# Written task:
Copy all lines that contain the word "技术服务和质保期服务计划".

# Rows:
####

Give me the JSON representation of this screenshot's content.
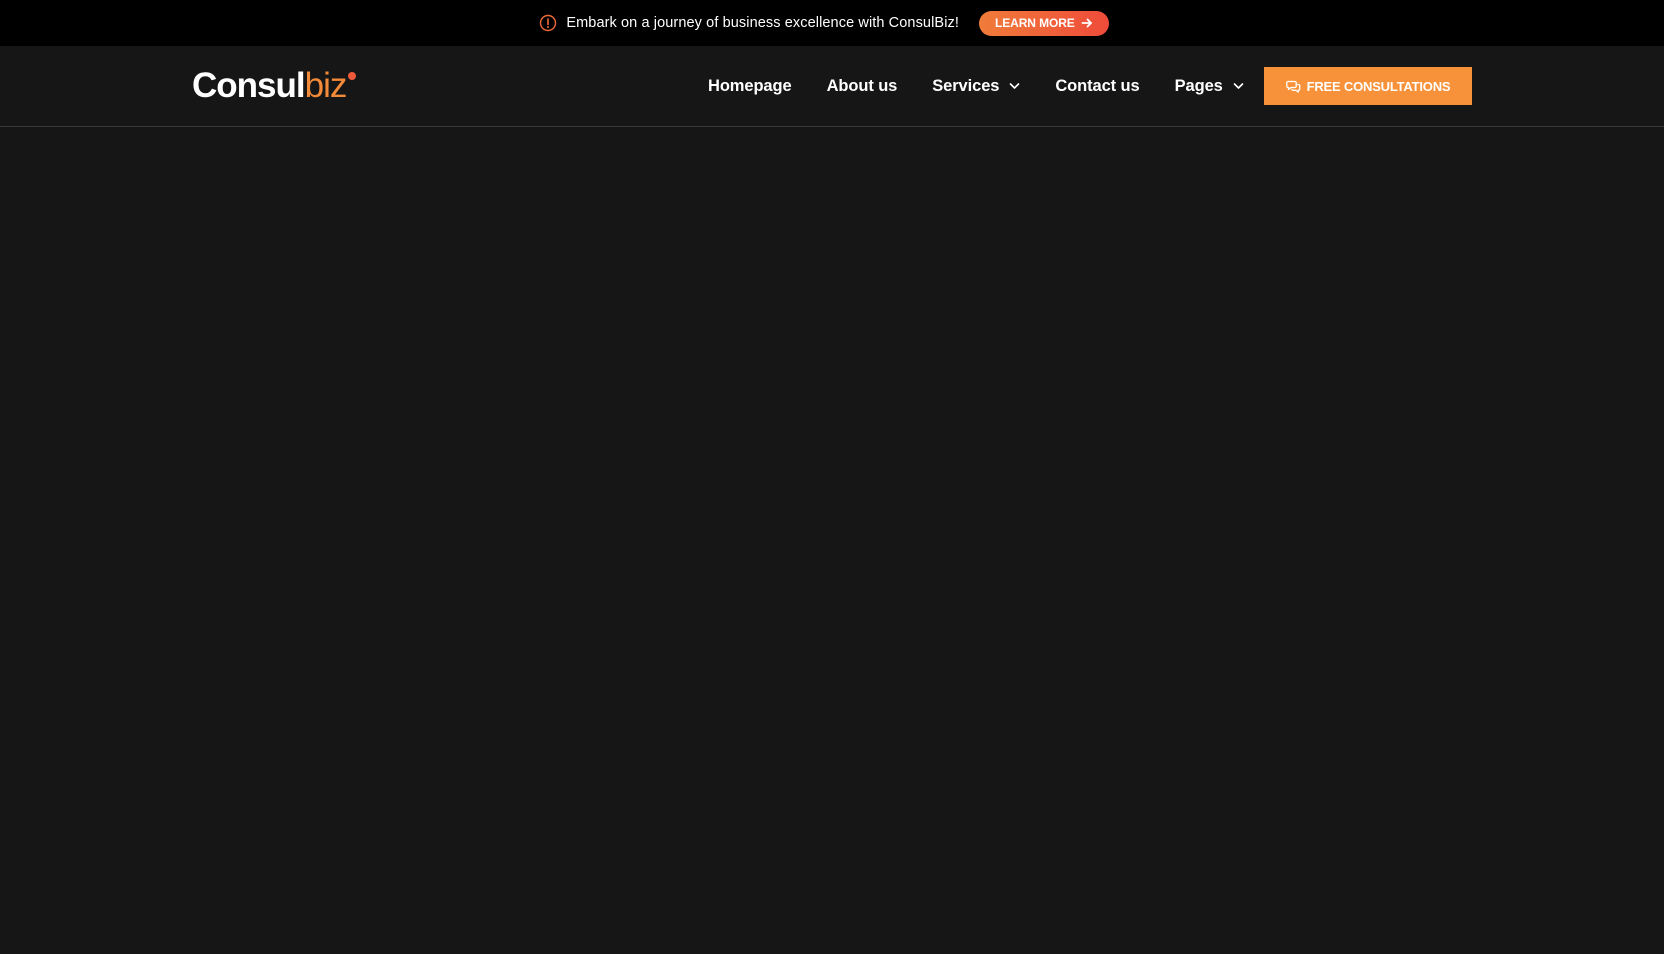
{
  "announcement": {
    "icon": "info-circle-icon",
    "text": "Embark on a journey of business excellence with ConsulBiz!",
    "button_label": "LEARN MORE",
    "button_icon": "arrow-right-icon",
    "accent_gradient": [
      "#f07c3a",
      "#ef4b3a"
    ]
  },
  "header": {
    "logo": {
      "part_a": "Consul",
      "part_b": "biz",
      "accent_color": "#f28a3a"
    },
    "nav": [
      {
        "label": "Homepage",
        "has_dropdown": false
      },
      {
        "label": "About us",
        "has_dropdown": false
      },
      {
        "label": "Services",
        "has_dropdown": true
      },
      {
        "label": "Contact us",
        "has_dropdown": false
      },
      {
        "label": "Pages",
        "has_dropdown": true
      }
    ],
    "cta_label": "FREE CONSULTATIONS",
    "cta_icon": "chat-bubbles-icon",
    "cta_color": "#f8923a"
  },
  "colors": {
    "top_bar_bg": "#000000",
    "page_bg": "#161616",
    "text": "#ffffff"
  }
}
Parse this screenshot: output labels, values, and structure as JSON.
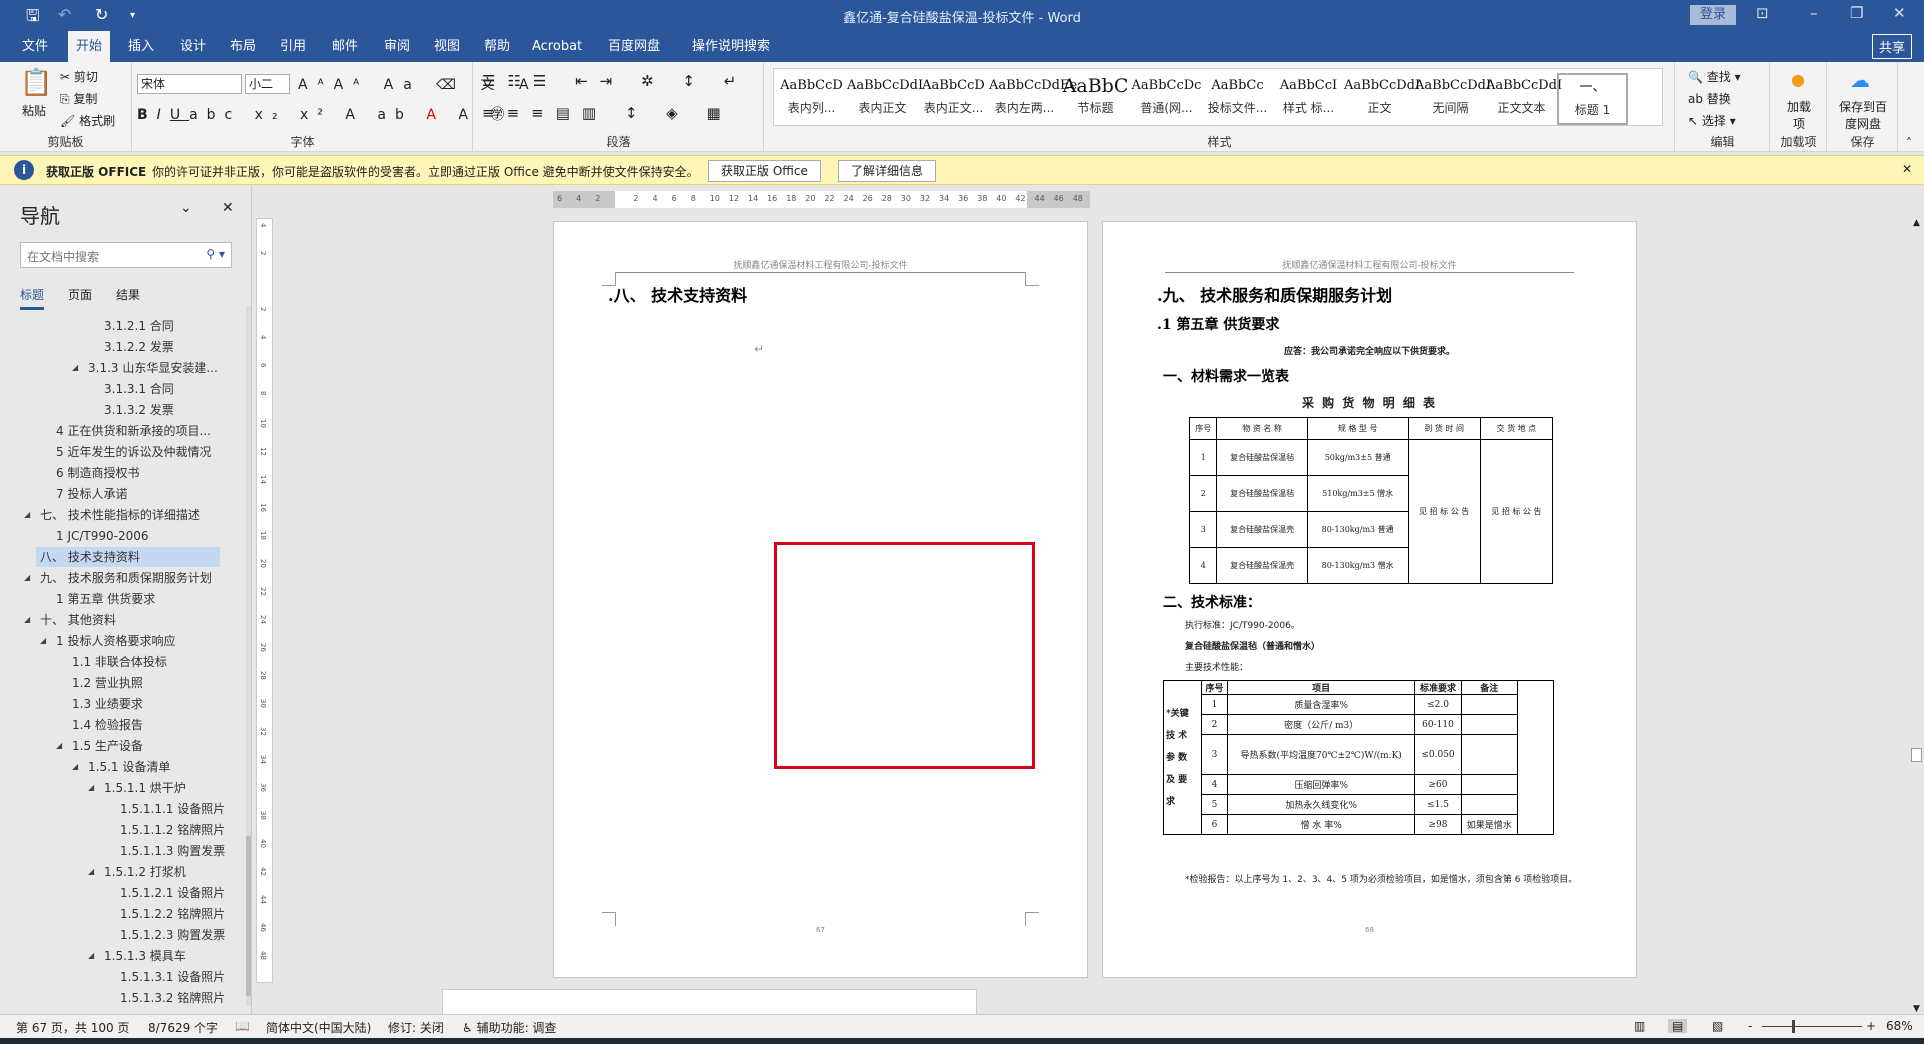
{
  "window": {
    "title": "鑫亿通-复合硅酸盐保温-投标文件  -  Word",
    "login": "登录",
    "share": "共享"
  },
  "tabs": [
    "文件",
    "开始",
    "插入",
    "设计",
    "布局",
    "引用",
    "邮件",
    "审阅",
    "视图",
    "帮助",
    "Acrobat",
    "百度网盘",
    "操作说明搜索"
  ],
  "ribbon": {
    "clipboard": {
      "label": "剪贴板",
      "paste": "粘贴",
      "cut": "剪切",
      "copy": "复制",
      "format_painter": "格式刷"
    },
    "font": {
      "label": "字体",
      "font_name": "宋体",
      "font_size": "小二"
    },
    "paragraph": {
      "label": "段落"
    },
    "styles": {
      "label": "样式",
      "items": [
        {
          "preview": "AaBbCcD",
          "name": "表内列..."
        },
        {
          "preview": "AaBbCcDdI",
          "name": "表内正文"
        },
        {
          "preview": "AaBbCcD",
          "name": "表内正文..."
        },
        {
          "preview": "AaBbCcDdEe",
          "name": "表内左两..."
        },
        {
          "preview": "AaBbC",
          "name": "节标题"
        },
        {
          "preview": "AaBbCcDc",
          "name": "普通(网..."
        },
        {
          "preview": "AaBbCc",
          "name": "投标文件..."
        },
        {
          "preview": "AaBbCcI",
          "name": "样式 标..."
        },
        {
          "preview": "AaBbCcDdI",
          "name": "正文"
        },
        {
          "preview": "AaBbCcDdI",
          "name": "无间隔"
        },
        {
          "preview": "AaBbCcDdI",
          "name": "正文文本"
        },
        {
          "preview": "一、",
          "name": "标题 1"
        }
      ]
    },
    "editing": {
      "label": "编辑",
      "find": "查找",
      "replace": "替换",
      "select": "选择"
    },
    "addins": {
      "label": "加载项",
      "button": "加载项"
    },
    "save": {
      "label": "保存",
      "button": "保存到百度网盘"
    }
  },
  "message_bar": {
    "title": "获取正版 OFFICE",
    "text": "你的许可证并非正版，你可能是盗版软件的受害者。立即通过正版 Office 避免中断并使文件保持安全。",
    "btn1": "获取正版 Office",
    "btn2": "了解详细信息"
  },
  "nav": {
    "title": "导航",
    "search_placeholder": "在文档中搜索",
    "tabs": [
      "标题",
      "页面",
      "结果"
    ],
    "items": [
      {
        "text": "3.1.2.1 合同",
        "level": 4
      },
      {
        "text": "3.1.2.2 发票",
        "level": 4
      },
      {
        "text": "3.1.3 山东华显安装建...",
        "level": 3,
        "exp": true
      },
      {
        "text": "3.1.3.1 合同",
        "level": 4
      },
      {
        "text": "3.1.3.2 发票",
        "level": 4
      },
      {
        "text": "4 正在供货和新承接的项目...",
        "level": 1
      },
      {
        "text": "5 近年发生的诉讼及仲裁情况",
        "level": 1
      },
      {
        "text": "6 制造商授权书",
        "level": 1
      },
      {
        "text": "7 投标人承诺",
        "level": 1
      },
      {
        "text": "七、 技术性能指标的详细描述",
        "level": 0,
        "exp": true
      },
      {
        "text": "1 JC/T990-2006",
        "level": 1
      },
      {
        "text": "八、 技术支持资料",
        "level": 0,
        "selected": true
      },
      {
        "text": "九、 技术服务和质保期服务计划",
        "level": 0,
        "exp": true
      },
      {
        "text": "1 第五章  供货要求",
        "level": 1
      },
      {
        "text": "十、 其他资料",
        "level": 0,
        "exp": true
      },
      {
        "text": "1 投标人资格要求响应",
        "level": 1,
        "exp": true
      },
      {
        "text": "1.1 非联合体投标",
        "level": 2
      },
      {
        "text": "1.2 营业执照",
        "level": 2
      },
      {
        "text": "1.3 业绩要求",
        "level": 2
      },
      {
        "text": "1.4 检验报告",
        "level": 2
      },
      {
        "text": "1.5 生产设备",
        "level": 2,
        "exp": true
      },
      {
        "text": "1.5.1 设备清单",
        "level": 3,
        "exp": true
      },
      {
        "text": "1.5.1.1 烘干炉",
        "level": 4,
        "exp": true
      },
      {
        "text": "1.5.1.1.1 设备照片",
        "level": 5
      },
      {
        "text": "1.5.1.1.2 铭牌照片",
        "level": 5
      },
      {
        "text": "1.5.1.1.3 购置发票",
        "level": 5
      },
      {
        "text": "1.5.1.2 打浆机",
        "level": 4,
        "exp": true
      },
      {
        "text": "1.5.1.2.1 设备照片",
        "level": 5
      },
      {
        "text": "1.5.1.2.2 铭牌照片",
        "level": 5
      },
      {
        "text": "1.5.1.2.3 购置发票",
        "level": 5
      },
      {
        "text": "1.5.1.3 模具车",
        "level": 4,
        "exp": true
      },
      {
        "text": "1.5.1.3.1 设备照片",
        "level": 5
      },
      {
        "text": "1.5.1.3.2 铭牌照片",
        "level": 5
      }
    ]
  },
  "ruler": {
    "h_ticks": [
      "6",
      "4",
      "2",
      "",
      "2",
      "4",
      "6",
      "8",
      "10",
      "12",
      "14",
      "16",
      "18",
      "20",
      "22",
      "24",
      "26",
      "28",
      "30",
      "32",
      "34",
      "36",
      "38",
      "40",
      "42",
      "44",
      "46",
      "48"
    ]
  },
  "page_left": {
    "header": "抚顺鑫亿通保温材料工程有限公司-投标文件",
    "heading": ".八、 技术支持资料",
    "page_no": "67"
  },
  "page_right": {
    "header": "抚顺鑫亿通保温材料工程有限公司-投标文件",
    "heading": ".九、 技术服务和质保期服务计划",
    "sub": ".1  第五章   供货要求",
    "reply": "应答：我公司承诺完全响应以下供货要求。",
    "sec1": "一、材料需求一览表",
    "table1_title": "采 购 货 物 明 细 表",
    "table1_head": [
      "序号",
      "物 资 名 称",
      "规 格 型 号",
      "到 货 时 间",
      "交 货 地 点"
    ],
    "table1_rows": [
      [
        "1",
        "复合硅酸盐保温毡",
        "50kg/m3±5 普通"
      ],
      [
        "2",
        "复合硅酸盐保温毡",
        "510kg/m3±5 憎水"
      ],
      [
        "3",
        "复合硅酸盐保温壳",
        "80-130kg/m3 普通"
      ],
      [
        "4",
        "复合硅酸盐保温壳",
        "80-130kg/m3 憎水"
      ]
    ],
    "table1_merged": [
      "见 招 标 公 告",
      "见 招 标 公 告"
    ],
    "sec2": "二、技术标准：",
    "std": "执行标准：JC/T990-2006。",
    "product": "复合硅酸盐保温毡（普通和憎水）",
    "perf": "主要技术性能：",
    "table2_side": "*关键 技 术 参 数 及 要 求",
    "table2_head": [
      "序号",
      "项目",
      "标准要求",
      "备注"
    ],
    "table2_rows": [
      [
        "1",
        "质量含湿率%",
        "≤2.0",
        ""
      ],
      [
        "2",
        "密度（公斤/ m3）",
        "60-110",
        ""
      ],
      [
        "3",
        "导热系数(平均温度70℃±2℃)W/(m.K)",
        "≤0.050",
        ""
      ],
      [
        "4",
        "压缩回弹率%",
        "≥60",
        ""
      ],
      [
        "5",
        "加热永久线变化%",
        "≤1.5",
        ""
      ],
      [
        "6",
        "憎 水 率%",
        "≥98",
        "如果是憎水"
      ]
    ],
    "note": "*检验报告：以上序号为 1、2、3、4、5 项为必须检验项目，如是憎水，须包含第 6 项检验项目。",
    "page_no": "68"
  },
  "status": {
    "page": "第 67 页，共 100 页",
    "words": "8/7629 个字",
    "language": "简体中文(中国大陆)",
    "track": "修订: 关闭",
    "accessibility": "辅助功能: 调查",
    "zoom": "68%"
  },
  "colors": {
    "accent": "#2b579a",
    "message_bar": "#fdf6b6",
    "selection_box": "#d9001b"
  }
}
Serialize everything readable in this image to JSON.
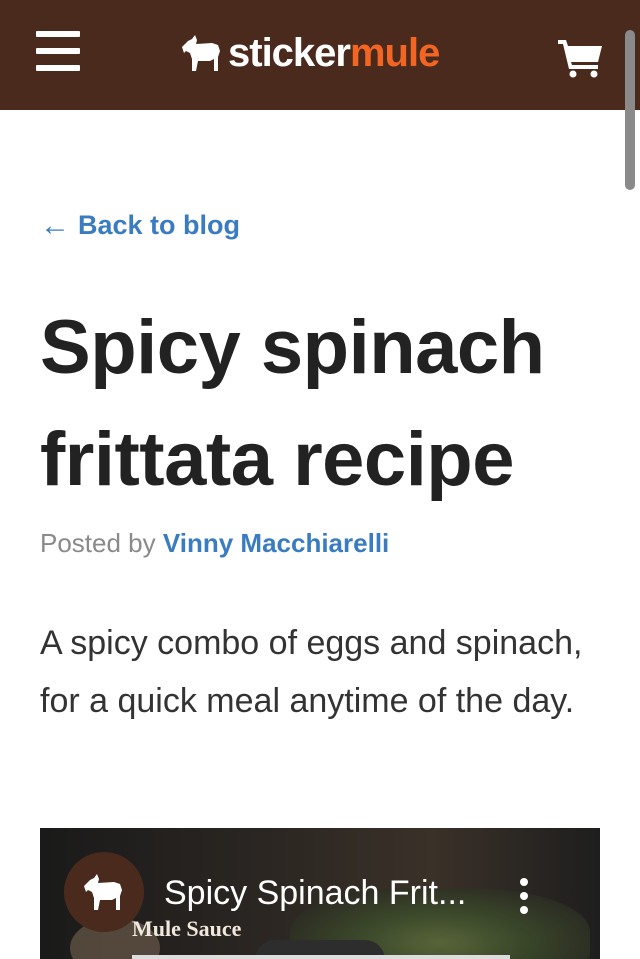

####

# The reply:
        "text": "九、 技术服务和质保期服务计划",
    "heading": ".九、 技术服务和质保期服务计划",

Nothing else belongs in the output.